*EXERCISE DIRECTIONS*
Restate the records in their entirety, word for word.

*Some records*
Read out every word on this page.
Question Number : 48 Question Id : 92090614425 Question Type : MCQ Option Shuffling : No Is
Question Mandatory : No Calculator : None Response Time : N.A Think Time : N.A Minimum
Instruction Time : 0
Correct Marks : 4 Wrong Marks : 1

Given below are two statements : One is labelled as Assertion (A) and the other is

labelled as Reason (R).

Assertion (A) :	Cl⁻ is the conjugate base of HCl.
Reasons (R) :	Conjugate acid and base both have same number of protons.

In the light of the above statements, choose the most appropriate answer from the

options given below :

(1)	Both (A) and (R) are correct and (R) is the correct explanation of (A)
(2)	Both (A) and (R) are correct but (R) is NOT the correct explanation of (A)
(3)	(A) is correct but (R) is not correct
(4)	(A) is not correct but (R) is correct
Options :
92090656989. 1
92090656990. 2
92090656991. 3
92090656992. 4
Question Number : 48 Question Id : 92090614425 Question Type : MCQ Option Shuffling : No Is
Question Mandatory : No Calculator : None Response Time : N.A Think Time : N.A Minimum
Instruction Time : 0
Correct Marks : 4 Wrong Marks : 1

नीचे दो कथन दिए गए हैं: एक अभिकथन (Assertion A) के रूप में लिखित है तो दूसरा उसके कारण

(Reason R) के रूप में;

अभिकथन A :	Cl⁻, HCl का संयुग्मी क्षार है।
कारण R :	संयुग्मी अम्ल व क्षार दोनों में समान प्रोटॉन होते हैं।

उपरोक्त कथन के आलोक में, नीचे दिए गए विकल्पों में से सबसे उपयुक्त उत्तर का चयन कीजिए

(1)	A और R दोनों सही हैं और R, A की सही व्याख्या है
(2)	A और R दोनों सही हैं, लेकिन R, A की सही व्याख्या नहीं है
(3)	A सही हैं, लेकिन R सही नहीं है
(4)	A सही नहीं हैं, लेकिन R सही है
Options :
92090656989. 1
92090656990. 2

*SOLUTION FOR THIS EXERCISE*
Read out every word on this page.
Question Number : 48 Question Id : 92090614425 Question Type : MCQ Option Shuffling : No Is
Question Mandatory : No Calculator : None Response Time : N.A Think Time : N.A Minimum
Instruction Time : 0
Correct Marks : 4 Wrong Marks : 1

Given below are two statements : One is labelled as Assertion (A) and the other is

labelled as Reason (R).

Assertion (A) :	Cl⁻ is the conjugate base of HCl.
Reasons (R) :	Conjugate acid and base both have same number of protons.

In the light of the above statements, choose the most appropriate answer from the

options given below :

(1)	Both (A) and (R) are correct and (R) is the correct explanation of (A)
(2)	Both (A) and (R) are correct but (R) is NOT the correct explanation of (A)
(3)	(A) is correct but (R) is not correct
(4)	(A) is not correct but (R) is correct
Options :
92090656989. 1
92090656990. 2
92090656991. 3
92090656992. 4
Question Number : 48 Question Id : 92090614425 Question Type : MCQ Option Shuffling : No Is
Question Mandatory : No Calculator : None Response Time : N.A Think Time : N.A Minimum
Instruction Time : 0
Correct Marks : 4 Wrong Marks : 1

नीचे दो कथन दिए गए हैं: एक अभिकथन (Assertion A) के रूप में लिखित है तो दूसरा उसके कारण

(Reason R) के रूप में;

अभिकथन A :	Cl⁻, HCl का संयुग्मी क्षार है।
कारण R :	संयुग्मी अम्ल व क्षार दोनों में समान प्रोटॉन होते हैं।

उपरोक्त कथन के आलोक में, नीचे दिए गए विकल्पों में से सबसे उपयुक्त उत्तर का चयन कीजिए

(1)	A और R दोनों सही हैं और R, A की सही व्याख्या है
(2)	A और R दोनों सही हैं, लेकिन R, A की सही व्याख्या नहीं है
(3)	A सही हैं, लेकिन R सही नहीं है
(4)	A सही नहीं हैं, लेकिन R सही है
Options :
92090656989. 1
92090656990. 2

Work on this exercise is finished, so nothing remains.